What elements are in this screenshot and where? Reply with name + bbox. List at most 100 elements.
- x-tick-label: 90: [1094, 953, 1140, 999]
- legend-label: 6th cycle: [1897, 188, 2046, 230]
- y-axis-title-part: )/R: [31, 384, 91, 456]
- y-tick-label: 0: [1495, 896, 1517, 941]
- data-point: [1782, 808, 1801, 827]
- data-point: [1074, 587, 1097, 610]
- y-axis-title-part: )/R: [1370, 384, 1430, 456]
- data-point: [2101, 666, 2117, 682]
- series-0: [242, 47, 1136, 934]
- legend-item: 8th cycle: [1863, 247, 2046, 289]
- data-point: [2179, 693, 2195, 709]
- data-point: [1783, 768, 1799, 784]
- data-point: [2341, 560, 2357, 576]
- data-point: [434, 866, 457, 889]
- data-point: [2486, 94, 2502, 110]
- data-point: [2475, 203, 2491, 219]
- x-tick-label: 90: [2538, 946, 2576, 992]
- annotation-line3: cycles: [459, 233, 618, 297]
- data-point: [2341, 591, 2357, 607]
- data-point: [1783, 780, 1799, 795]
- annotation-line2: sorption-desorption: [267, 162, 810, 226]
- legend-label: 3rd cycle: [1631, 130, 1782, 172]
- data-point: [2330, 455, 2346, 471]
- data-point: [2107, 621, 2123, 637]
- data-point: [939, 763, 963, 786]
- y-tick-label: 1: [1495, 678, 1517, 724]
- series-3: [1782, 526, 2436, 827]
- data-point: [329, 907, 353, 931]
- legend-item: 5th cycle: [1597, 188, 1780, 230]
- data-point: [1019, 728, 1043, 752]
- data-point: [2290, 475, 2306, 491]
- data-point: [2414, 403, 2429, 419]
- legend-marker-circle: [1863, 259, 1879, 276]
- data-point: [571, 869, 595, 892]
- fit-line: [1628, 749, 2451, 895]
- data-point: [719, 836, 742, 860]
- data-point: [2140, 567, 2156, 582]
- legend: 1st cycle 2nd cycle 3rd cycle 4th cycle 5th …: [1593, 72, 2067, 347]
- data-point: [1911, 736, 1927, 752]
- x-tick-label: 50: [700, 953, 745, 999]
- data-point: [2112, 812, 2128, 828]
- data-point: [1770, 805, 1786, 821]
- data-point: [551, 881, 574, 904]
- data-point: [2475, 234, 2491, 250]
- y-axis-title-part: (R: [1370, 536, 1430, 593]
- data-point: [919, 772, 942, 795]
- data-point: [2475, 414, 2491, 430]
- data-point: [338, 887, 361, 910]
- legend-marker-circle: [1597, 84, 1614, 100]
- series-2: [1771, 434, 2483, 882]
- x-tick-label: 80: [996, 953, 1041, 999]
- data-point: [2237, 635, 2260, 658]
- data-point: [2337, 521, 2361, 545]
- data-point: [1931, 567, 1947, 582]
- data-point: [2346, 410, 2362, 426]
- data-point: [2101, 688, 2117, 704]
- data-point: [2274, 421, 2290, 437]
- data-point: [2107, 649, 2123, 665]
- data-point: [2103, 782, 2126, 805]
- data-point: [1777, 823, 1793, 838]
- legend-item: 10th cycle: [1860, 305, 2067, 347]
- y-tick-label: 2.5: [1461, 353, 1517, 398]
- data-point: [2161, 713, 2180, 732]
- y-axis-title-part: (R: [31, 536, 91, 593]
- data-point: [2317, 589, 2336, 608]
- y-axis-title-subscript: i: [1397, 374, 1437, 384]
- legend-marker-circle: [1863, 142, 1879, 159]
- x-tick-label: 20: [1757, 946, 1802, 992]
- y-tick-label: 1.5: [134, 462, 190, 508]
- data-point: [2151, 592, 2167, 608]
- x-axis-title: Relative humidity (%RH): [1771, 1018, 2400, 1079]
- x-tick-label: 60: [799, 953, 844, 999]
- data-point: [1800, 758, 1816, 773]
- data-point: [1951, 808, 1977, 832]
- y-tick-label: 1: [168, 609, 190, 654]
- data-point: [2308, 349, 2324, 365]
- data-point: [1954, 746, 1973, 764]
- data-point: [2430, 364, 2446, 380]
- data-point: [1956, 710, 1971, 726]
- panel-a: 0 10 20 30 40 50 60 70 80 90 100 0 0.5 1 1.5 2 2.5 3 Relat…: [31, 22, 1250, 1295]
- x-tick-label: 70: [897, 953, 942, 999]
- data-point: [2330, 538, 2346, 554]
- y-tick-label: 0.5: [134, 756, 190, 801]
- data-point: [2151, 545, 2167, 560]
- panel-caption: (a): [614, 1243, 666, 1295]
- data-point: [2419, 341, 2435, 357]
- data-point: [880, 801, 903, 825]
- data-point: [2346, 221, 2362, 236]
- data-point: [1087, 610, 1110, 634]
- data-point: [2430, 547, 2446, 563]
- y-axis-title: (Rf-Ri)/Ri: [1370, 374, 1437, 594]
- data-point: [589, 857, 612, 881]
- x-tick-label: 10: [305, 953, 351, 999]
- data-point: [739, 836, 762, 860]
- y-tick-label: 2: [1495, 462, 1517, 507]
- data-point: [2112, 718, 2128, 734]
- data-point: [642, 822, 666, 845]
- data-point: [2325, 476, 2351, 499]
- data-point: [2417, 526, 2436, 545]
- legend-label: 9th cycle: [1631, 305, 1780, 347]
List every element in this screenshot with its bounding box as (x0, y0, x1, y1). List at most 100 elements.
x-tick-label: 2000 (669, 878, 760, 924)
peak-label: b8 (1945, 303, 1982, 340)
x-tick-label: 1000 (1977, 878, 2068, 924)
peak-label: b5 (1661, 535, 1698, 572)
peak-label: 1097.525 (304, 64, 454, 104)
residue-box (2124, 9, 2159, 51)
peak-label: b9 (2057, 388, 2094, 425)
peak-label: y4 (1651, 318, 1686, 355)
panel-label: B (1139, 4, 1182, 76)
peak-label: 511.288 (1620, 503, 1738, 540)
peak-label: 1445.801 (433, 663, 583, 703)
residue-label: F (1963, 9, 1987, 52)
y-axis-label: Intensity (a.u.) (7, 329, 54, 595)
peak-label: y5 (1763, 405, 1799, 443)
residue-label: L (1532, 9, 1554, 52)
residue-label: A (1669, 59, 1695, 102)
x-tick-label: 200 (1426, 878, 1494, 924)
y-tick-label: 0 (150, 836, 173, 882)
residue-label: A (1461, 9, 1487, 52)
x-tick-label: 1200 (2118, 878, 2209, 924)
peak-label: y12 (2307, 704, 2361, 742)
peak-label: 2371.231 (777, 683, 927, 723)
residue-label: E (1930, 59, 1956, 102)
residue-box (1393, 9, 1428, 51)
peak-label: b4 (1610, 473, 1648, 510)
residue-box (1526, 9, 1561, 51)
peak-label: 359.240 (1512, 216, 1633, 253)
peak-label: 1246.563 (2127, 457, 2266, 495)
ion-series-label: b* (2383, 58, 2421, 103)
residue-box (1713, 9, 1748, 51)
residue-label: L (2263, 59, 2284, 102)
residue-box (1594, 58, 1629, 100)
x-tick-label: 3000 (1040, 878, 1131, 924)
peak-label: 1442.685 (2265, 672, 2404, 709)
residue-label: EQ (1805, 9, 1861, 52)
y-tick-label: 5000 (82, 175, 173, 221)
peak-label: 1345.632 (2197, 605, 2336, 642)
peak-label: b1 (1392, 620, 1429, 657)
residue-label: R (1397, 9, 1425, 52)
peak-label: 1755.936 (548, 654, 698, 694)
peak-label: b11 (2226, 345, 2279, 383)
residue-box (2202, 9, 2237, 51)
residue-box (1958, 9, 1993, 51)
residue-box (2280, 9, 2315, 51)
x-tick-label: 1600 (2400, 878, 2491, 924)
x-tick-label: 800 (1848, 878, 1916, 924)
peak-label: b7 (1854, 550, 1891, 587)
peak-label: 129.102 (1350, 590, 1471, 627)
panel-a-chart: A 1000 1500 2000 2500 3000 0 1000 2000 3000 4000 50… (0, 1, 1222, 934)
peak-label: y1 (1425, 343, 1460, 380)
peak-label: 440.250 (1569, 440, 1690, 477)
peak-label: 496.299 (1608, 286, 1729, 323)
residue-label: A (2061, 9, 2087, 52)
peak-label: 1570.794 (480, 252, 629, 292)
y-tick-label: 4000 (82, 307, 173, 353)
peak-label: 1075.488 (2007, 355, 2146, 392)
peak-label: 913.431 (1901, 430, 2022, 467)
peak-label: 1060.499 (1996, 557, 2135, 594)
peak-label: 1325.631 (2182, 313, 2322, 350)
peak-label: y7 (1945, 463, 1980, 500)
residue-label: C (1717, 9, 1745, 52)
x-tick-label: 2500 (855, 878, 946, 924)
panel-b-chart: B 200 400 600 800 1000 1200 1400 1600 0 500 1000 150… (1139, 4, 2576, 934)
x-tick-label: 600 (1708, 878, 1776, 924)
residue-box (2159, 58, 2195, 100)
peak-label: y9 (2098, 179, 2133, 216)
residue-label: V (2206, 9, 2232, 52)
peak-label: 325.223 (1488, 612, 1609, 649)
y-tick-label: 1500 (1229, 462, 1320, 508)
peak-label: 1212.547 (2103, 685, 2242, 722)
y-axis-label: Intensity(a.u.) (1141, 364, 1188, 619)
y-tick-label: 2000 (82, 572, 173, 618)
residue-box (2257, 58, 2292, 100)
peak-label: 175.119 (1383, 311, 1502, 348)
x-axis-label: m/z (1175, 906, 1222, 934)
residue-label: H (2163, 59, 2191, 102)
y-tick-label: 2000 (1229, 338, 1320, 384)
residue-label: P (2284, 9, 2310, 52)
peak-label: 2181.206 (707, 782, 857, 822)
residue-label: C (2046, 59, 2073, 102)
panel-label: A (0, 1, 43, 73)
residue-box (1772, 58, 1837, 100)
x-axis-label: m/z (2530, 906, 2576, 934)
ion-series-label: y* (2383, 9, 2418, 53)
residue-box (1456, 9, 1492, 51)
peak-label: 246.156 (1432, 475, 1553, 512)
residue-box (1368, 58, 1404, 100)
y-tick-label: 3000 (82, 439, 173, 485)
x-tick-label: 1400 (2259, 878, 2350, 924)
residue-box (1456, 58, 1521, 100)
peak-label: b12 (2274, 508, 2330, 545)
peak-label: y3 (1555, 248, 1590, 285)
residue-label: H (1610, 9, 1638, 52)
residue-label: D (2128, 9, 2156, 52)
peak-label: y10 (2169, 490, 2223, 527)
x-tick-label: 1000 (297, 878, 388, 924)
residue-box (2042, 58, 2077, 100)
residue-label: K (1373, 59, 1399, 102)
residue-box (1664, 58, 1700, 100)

What you need to do: Please reproduce the listing above verbatim, starting at its first line and stopping after the line that contains "- legend-marker-circle: [1597, 84, 1614, 100]".

Task answer:
What elements are in this screenshot and where? Reply with name + bbox. List at most 100 elements.
- x-tick-label: 90: [1094, 953, 1140, 999]
- legend-label: 6th cycle: [1897, 188, 2046, 230]
- y-axis-title-part: )/R: [31, 384, 91, 456]
- y-tick-label: 0: [1495, 896, 1517, 941]
- data-point: [1782, 808, 1801, 827]
- data-point: [1074, 587, 1097, 610]
- y-axis-title-part: )/R: [1370, 384, 1430, 456]
- data-point: [2101, 666, 2117, 682]
- series-0: [242, 47, 1136, 934]
- legend-item: 8th cycle: [1863, 247, 2046, 289]
- data-point: [2179, 693, 2195, 709]
- data-point: [1783, 768, 1799, 784]
- data-point: [2341, 560, 2357, 576]
- data-point: [434, 866, 457, 889]
- data-point: [2486, 94, 2502, 110]
- data-point: [2475, 203, 2491, 219]
- x-tick-label: 90: [2538, 946, 2576, 992]
- annotation-line3: cycles: [459, 233, 618, 297]
- data-point: [2341, 591, 2357, 607]
- data-point: [1783, 780, 1799, 795]
- annotation-line2: sorption-desorption: [267, 162, 810, 226]
- legend-label: 3rd cycle: [1631, 130, 1782, 172]
- data-point: [2330, 455, 2346, 471]
- data-point: [2107, 621, 2123, 637]
- data-point: [939, 763, 963, 786]
- y-tick-label: 1: [1495, 678, 1517, 724]
- series-3: [1782, 526, 2436, 827]
- data-point: [329, 907, 353, 931]
- legend-item: 5th cycle: [1597, 188, 1780, 230]
- data-point: [1019, 728, 1043, 752]
- data-point: [2290, 475, 2306, 491]
- data-point: [2414, 403, 2429, 419]
- legend-marker-circle: [1863, 259, 1879, 276]
- data-point: [571, 869, 595, 892]
- fit-line: [1628, 749, 2451, 895]
- data-point: [719, 836, 742, 860]
- data-point: [2140, 567, 2156, 582]
- legend: 1st cycle 2nd cycle 3rd cycle 4th cycle 5th …: [1593, 72, 2067, 347]
- data-point: [1911, 736, 1927, 752]
- x-tick-label: 50: [700, 953, 745, 999]
- data-point: [2112, 812, 2128, 828]
- data-point: [1770, 805, 1786, 821]
- data-point: [551, 881, 574, 904]
- data-point: [2475, 234, 2491, 250]
- y-axis-title-part: (R: [1370, 536, 1430, 593]
- data-point: [919, 772, 942, 795]
- data-point: [2475, 414, 2491, 430]
- data-point: [338, 887, 361, 910]
- legend-marker-circle: [1597, 84, 1614, 100]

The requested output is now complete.